[Stored records]

#####

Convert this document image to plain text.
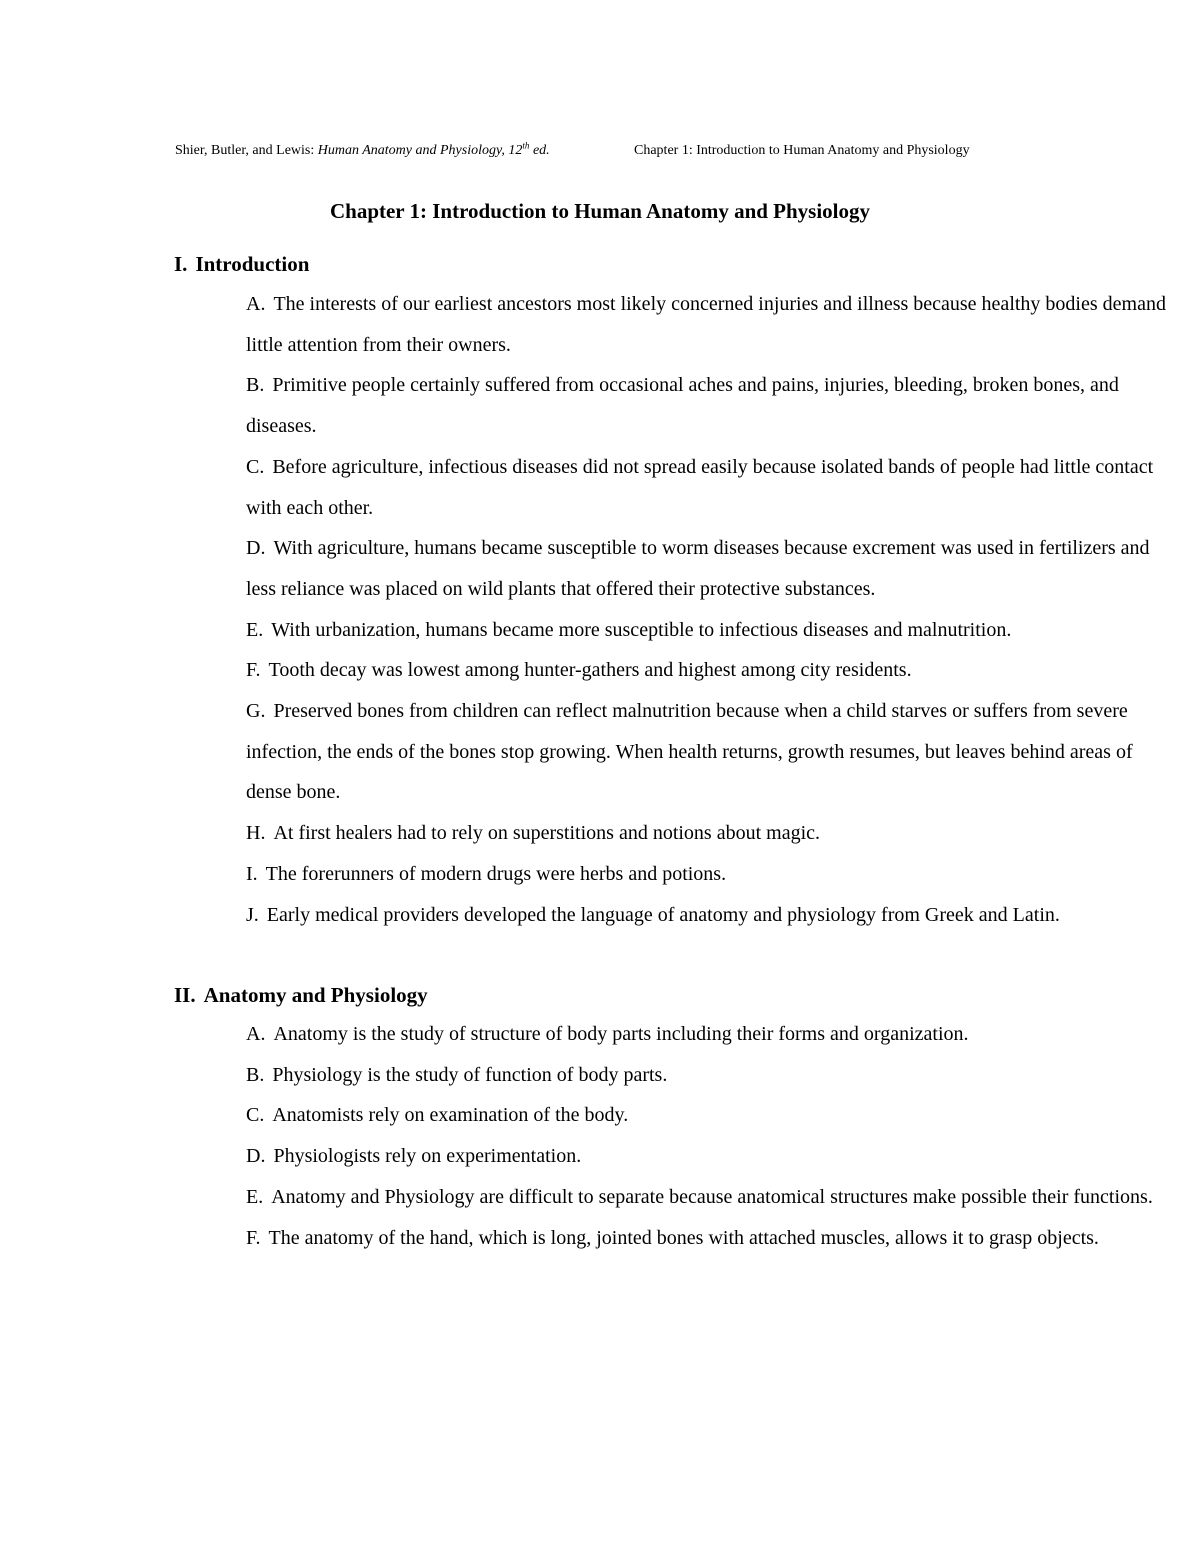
Shier, Butler, and Lewis: Human Anatomy and Physiology, 12th ed.	Chapter 1: Introduction to Human Anatomy and Physiology
Chapter 1: Introduction to Human Anatomy and Physiology
I. Introduction
A. The interests of our earliest ancestors most likely concerned injuries and illness because healthy bodies demand little attention from their owners.
B. Primitive people certainly suffered from occasional aches and pains, injuries, bleeding, broken bones, and diseases.
C. Before agriculture, infectious diseases did not spread easily because isolated bands of people had little contact with each other.
D. With agriculture, humans became susceptible to worm diseases because excrement was used in fertilizers and less reliance was placed on wild plants that offered their protective substances.
E. With urbanization, humans became more susceptible to infectious diseases and malnutrition.
F. Tooth decay was lowest among hunter-gathers and highest among city residents.
G. Preserved bones from children can reflect malnutrition because when a child starves or suffers from severe infection, the ends of the bones stop growing. When health returns, growth resumes, but leaves behind areas of dense bone.
H. At first healers had to rely on superstitions and notions about magic.
I. The forerunners of modern drugs were herbs and potions.
J. Early medical providers developed the language of anatomy and physiology from Greek and Latin.
II. Anatomy and Physiology
A. Anatomy is the study of structure of body parts including their forms and organization.
B. Physiology is the study of function of body parts.
C. Anatomists rely on examination of the body.
D. Physiologists rely on experimentation.
E. Anatomy and Physiology are difficult to separate because anatomical structures make possible their functions.
F. The anatomy of the hand, which is long, jointed bones with attached muscles, allows it to grasp objects.
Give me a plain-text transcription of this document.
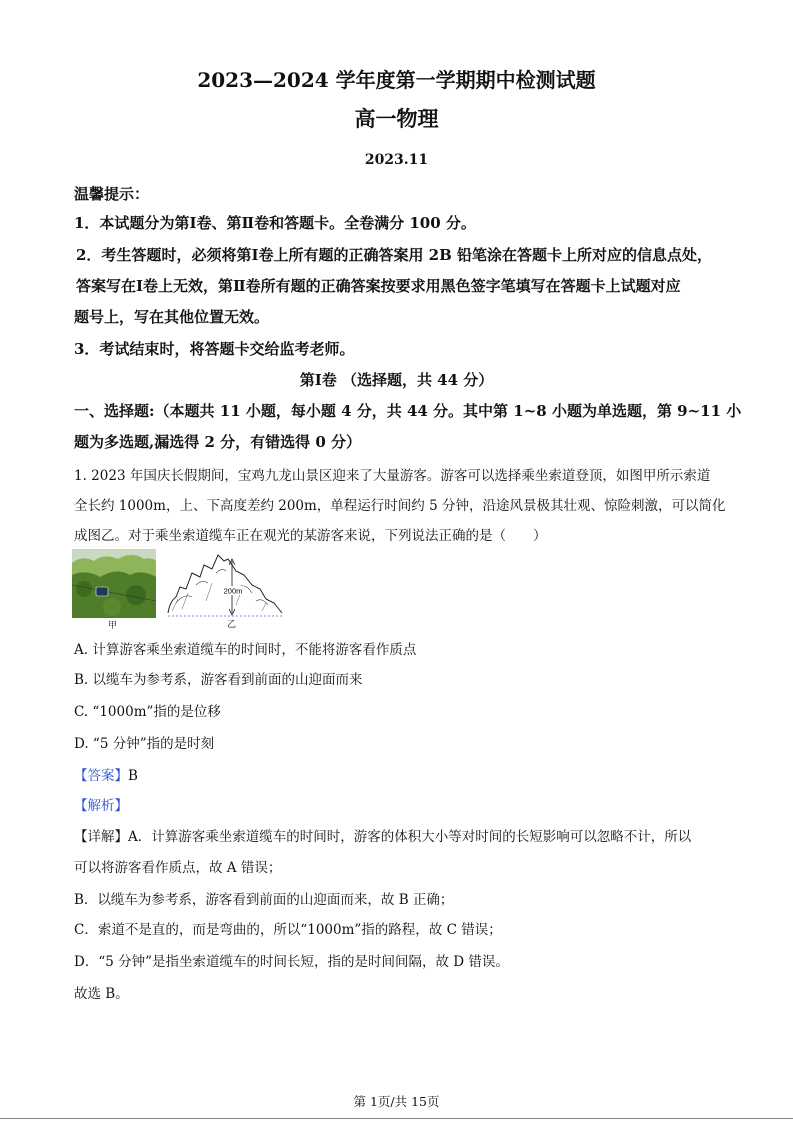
2023—2024 学年度第一学期期中检测试题
高一物理
2023.11
温馨提示：
1．本试题分为第Ⅰ卷、第Ⅱ卷和答题卡。全卷满分 100 分。
2．考生答题时，必须将第Ⅰ卷上所有题的正确答案用 2B 铅笔涂在答题卡上所对应的信息点处，
答案写在Ⅰ卷上无效，第Ⅱ卷所有题的正确答案按要求用黑色签字笔填写在答题卡上试题对应
题号上，写在其他位置无效。
3．考试结束时，将答题卡交给监考老师。
第Ⅰ卷 （选择题，共 44 分）
一、选择题:（本题共 11 小题，每小题 4 分，共 44 分。其中第 1~8 小题为单选题，第 9~11 小
题为多选题,漏选得 2 分，有错选得 0 分）
1. 2023 年国庆长假期间，宝鸡九龙山景区迎来了大量游客。游客可以选择乘坐索道登顶，如图甲所示索道
全长约 1000m，上、下高度差约 200m，单程运行时间约 5 分钟，沿途风景极其壮观、惊险刺激，可以简化
成图乙。对于乘坐索道缆车正在观光的某游客来说，下列说法正确的是（　　）
甲
200m
乙
A. 计算游客乘坐索道缆车的时间时，不能将游客看作质点
B. 以缆车为参考系，游客看到前面的山迎面而来
C. “1000m”指的是位移
D. “5 分钟”指的是时刻
【答案】B
【解析】
【详解】A．计算游客乘坐索道缆车的时间时，游客的体积大小等对时间的长短影响可以忽略不计，所以
可以将游客看作质点，故 A 错误；
B．以缆车为参考系，游客看到前面的山迎面而来，故 B 正确；
C．索道不是直的，而是弯曲的，所以“1000m”指的路程，故 C 错误；
D．“5 分钟”是指坐索道缆车的时间长短，指的是时间间隔，故 D 错误。
故选 B。
第 1页/共 15页
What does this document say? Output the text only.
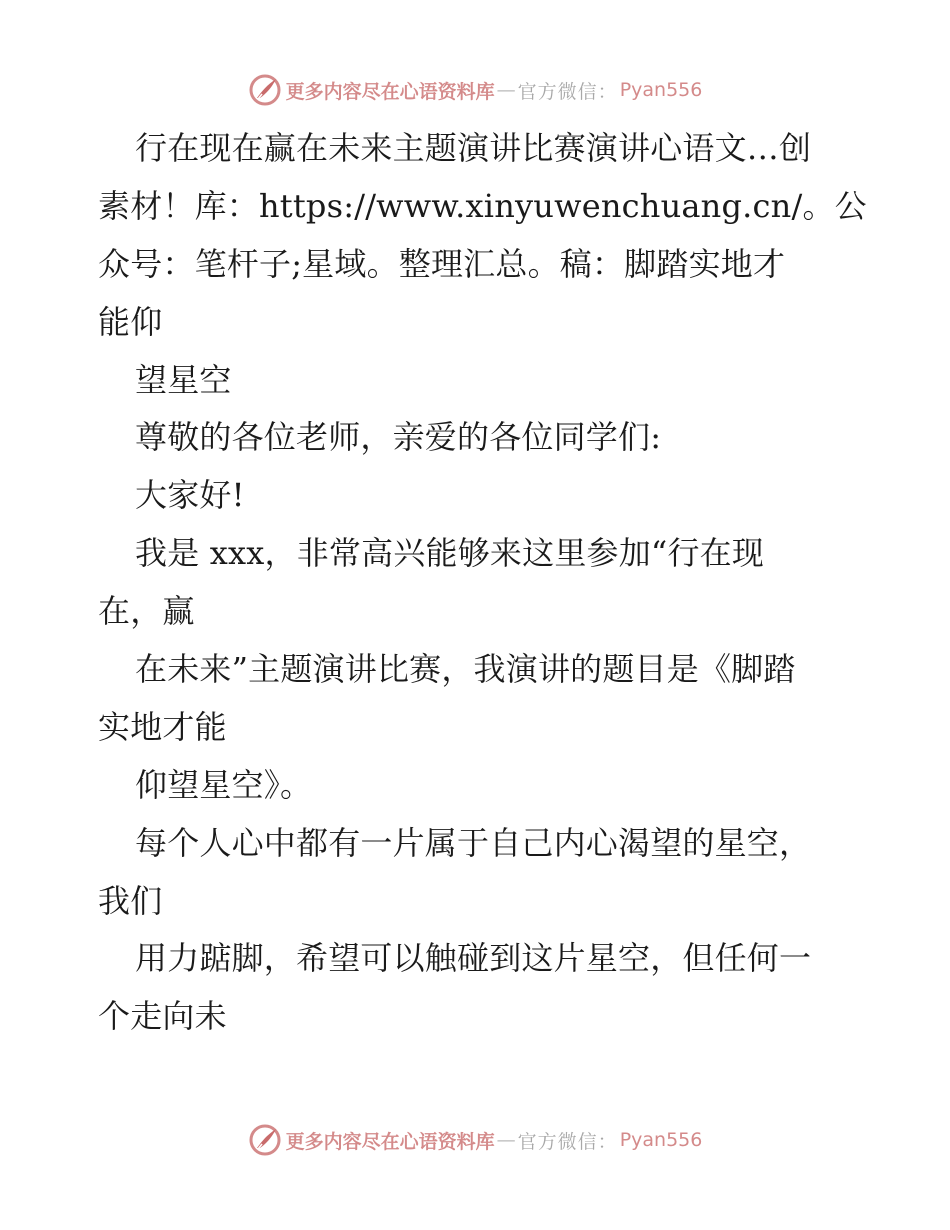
更多内容尽在心语资料库 — 官方微信： Pyan556
行在现在赢在未来主题演讲比赛演讲心语文…创
素材！库：https://www.xinyuwenchuang.cn/。公
众号：笔杆子;星域。整理汇总。稿：脚踏实地才
能仰
望星空
尊敬的各位老师，亲爱的各位同学们:
大家好!
我是 xxx，非常高兴能够来这里参加“行在现
在，赢
在未来”主题演讲比赛，我演讲的题目是《脚踏
实地才能
仰望星空》。
每个人心中都有一片属于自己内心渴望的星空，
我们
用力踮脚，希望可以触碰到这片星空，但任何一
个走向未
更多内容尽在心语资料库 — 官方微信： Pyan556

#####

Problem: Make an exact copy of every entry above, minus the images.

The result:
Convert this document image to plain text.
Shier, Butler, and Lewis: Human Anatomy and Physiology, 12th ed.	Chapter 1: Introduction to Human Anatomy and Physiology
Chapter 1: Introduction to Human Anatomy and Physiology
I. Introduction
A. The interests of our earliest ancestors most likely concerned injuries and illness because healthy bodies demand little attention from their owners.
B. Primitive people certainly suffered from occasional aches and pains, injuries, bleeding, broken bones, and diseases.
C. Before agriculture, infectious diseases did not spread easily because isolated bands of people had little contact with each other.
D. With agriculture, humans became susceptible to worm diseases because excrement was used in fertilizers and less reliance was placed on wild plants that offered their protective substances.
E. With urbanization, humans became more susceptible to infectious diseases and malnutrition.
F. Tooth decay was lowest among hunter-gathers and highest among city residents.
G. Preserved bones from children can reflect malnutrition because when a child starves or suffers from severe infection, the ends of the bones stop growing. When health returns, growth resumes, but leaves behind areas of dense bone.
H. At first healers had to rely on superstitions and notions about magic.
I. The forerunners of modern drugs were herbs and potions.
J. Early medical providers developed the language of anatomy and physiology from Greek and Latin.
II. Anatomy and Physiology
A. Anatomy is the study of structure of body parts including their forms and organization.
B. Physiology is the study of function of body parts.
C. Anatomists rely on examination of the body.
D. Physiologists rely on experimentation.
E. Anatomy and Physiology are difficult to separate because anatomical structures make possible their functions.
F. The anatomy of the hand, which is long, jointed bones with attached muscles, allows it to grasp objects.
Give me a plain-text transcription of this document.
2023—2024 学年度第一学期期中检测试题
高一物理
2023.11
温馨提示：
1．本试题分为第Ⅰ卷、第Ⅱ卷和答题卡。全卷满分 100 分。
2．考生答题时，必须将第Ⅰ卷上所有题的正确答案用 2B 铅笔涂在答题卡上所对应的信息点处，
答案写在Ⅰ卷上无效，第Ⅱ卷所有题的正确答案按要求用黑色签字笔填写在答题卡上试题对应
题号上，写在其他位置无效。
3．考试结束时，将答题卡交给监考老师。
第Ⅰ卷 （选择题，共 44 分）
一、选择题:（本题共 11 小题，每小题 4 分，共 44 分。其中第 1~8 小题为单选题，第 9~11 小
题为多选题,漏选得 2 分，有错选得 0 分）
1. 2023 年国庆长假期间，宝鸡九龙山景区迎来了大量游客。游客可以选择乘坐索道登顶，如图甲所示索道
全长约 1000m，上、下高度差约 200m，单程运行时间约 5 分钟，沿途风景极其壮观、惊险刺激，可以简化
成图乙。对于乘坐索道缆车正在观光的某游客来说，下列说法正确的是（　　）
甲
200m
乙
A. 计算游客乘坐索道缆车的时间时，不能将游客看作质点
B. 以缆车为参考系，游客看到前面的山迎面而来
C. “1000m”指的是位移
D. “5 分钟”指的是时刻
【答案】B
【解析】
【详解】A．计算游客乘坐索道缆车的时间时，游客的体积大小等对时间的长短影响可以忽略不计，所以
可以将游客看作质点，故 A 错误；
B．以缆车为参考系，游客看到前面的山迎面而来，故 B 正确；
C．索道不是直的，而是弯曲的，所以“1000m”指的路程，故 C 错误；
D．“5 分钟”是指坐索道缆车的时间长短，指的是时间间隔，故 D 错误。
故选 B。
第 1页/共 15页
What does this document say? Output the text only.
更多内容尽在心语资料库 — 官方微信： Pyan556
行在现在赢在未来主题演讲比赛演讲心语文…创
素材！库：https://www.xinyuwenchuang.cn/。公
众号：笔杆子;星域。整理汇总。稿：脚踏实地才
能仰
望星空
尊敬的各位老师，亲爱的各位同学们:
大家好!
我是 xxx，非常高兴能够来这里参加“行在现
在，赢
在未来”主题演讲比赛，我演讲的题目是《脚踏
实地才能
仰望星空》。
每个人心中都有一片属于自己内心渴望的星空，
我们
用力踮脚，希望可以触碰到这片星空，但任何一
个走向未
更多内容尽在心语资料库 — 官方微信： Pyan556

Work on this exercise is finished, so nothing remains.